Written instruction: Skip the pictures. Reproduce all other material exactly.

Dataset records:

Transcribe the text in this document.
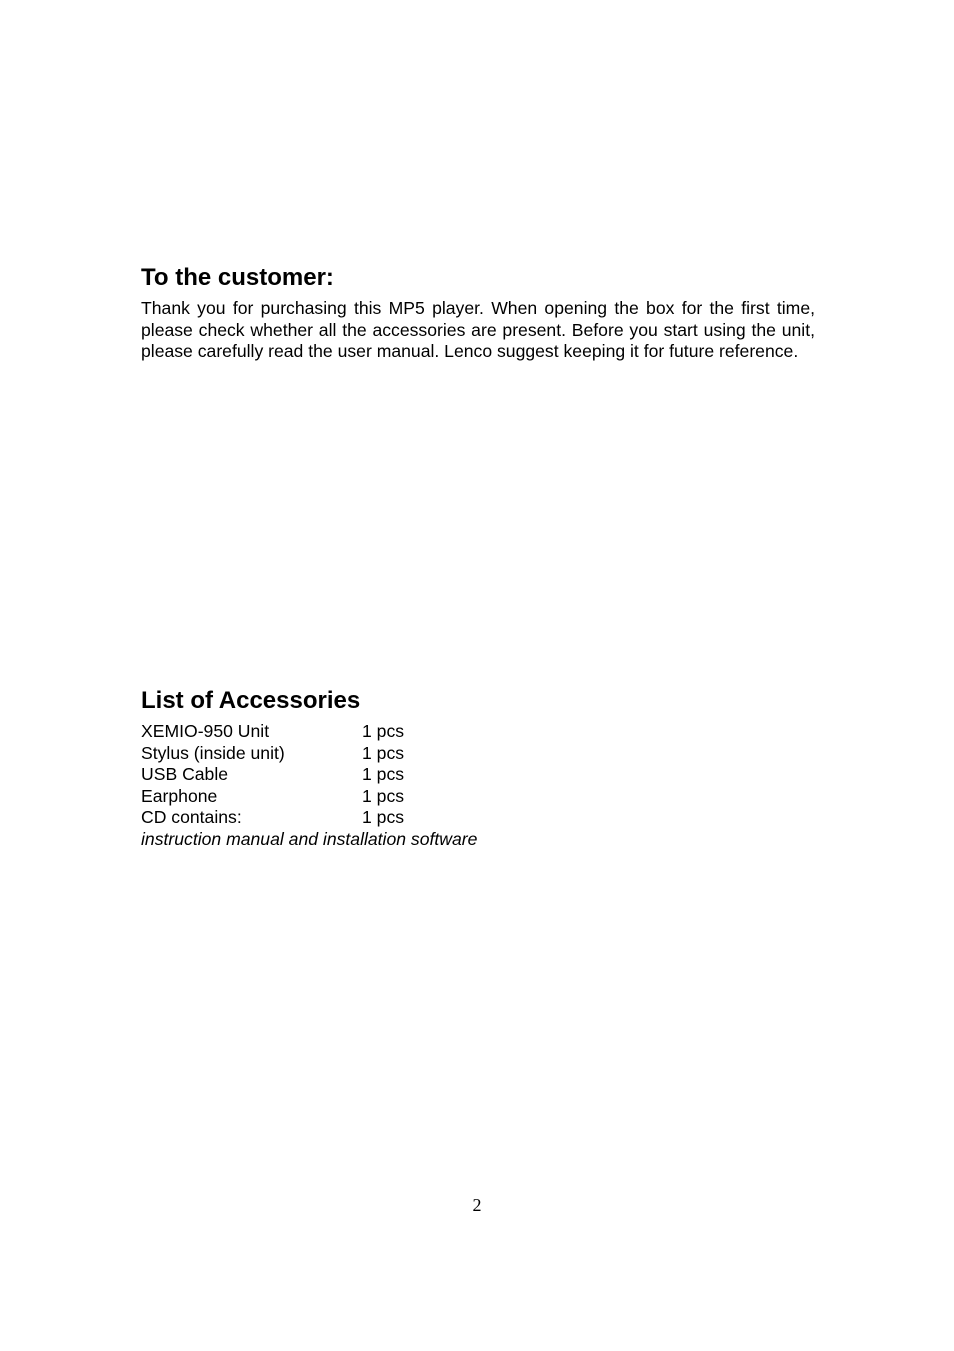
To the customer:

Thank you for purchasing this MP5 player. When opening the box for the first time, please check whether all the accessories are present. Before you start using the unit, please carefully read the user manual. Lenco suggest keeping it for future reference.

List of Accessories
XEMIO-950 Unit	1 pcs
Stylus (inside unit)	1 pcs
USB Cable	1 pcs
Earphone	1 pcs
CD contains:	1 pcs
instruction manual and installation software
2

Response:
Transcribe the text in this document.
To the customer:

Thank you for purchasing this MP5 player. When opening the box for the first time, please check whether all the accessories are present. Before you start using the unit, please carefully read the user manual. Lenco suggest keeping it for future reference.

List of Accessories
XEMIO-950 Unit	1 pcs
Stylus (inside unit)	1 pcs
USB Cable	1 pcs
Earphone	1 pcs
CD contains:	1 pcs
instruction manual and installation software
2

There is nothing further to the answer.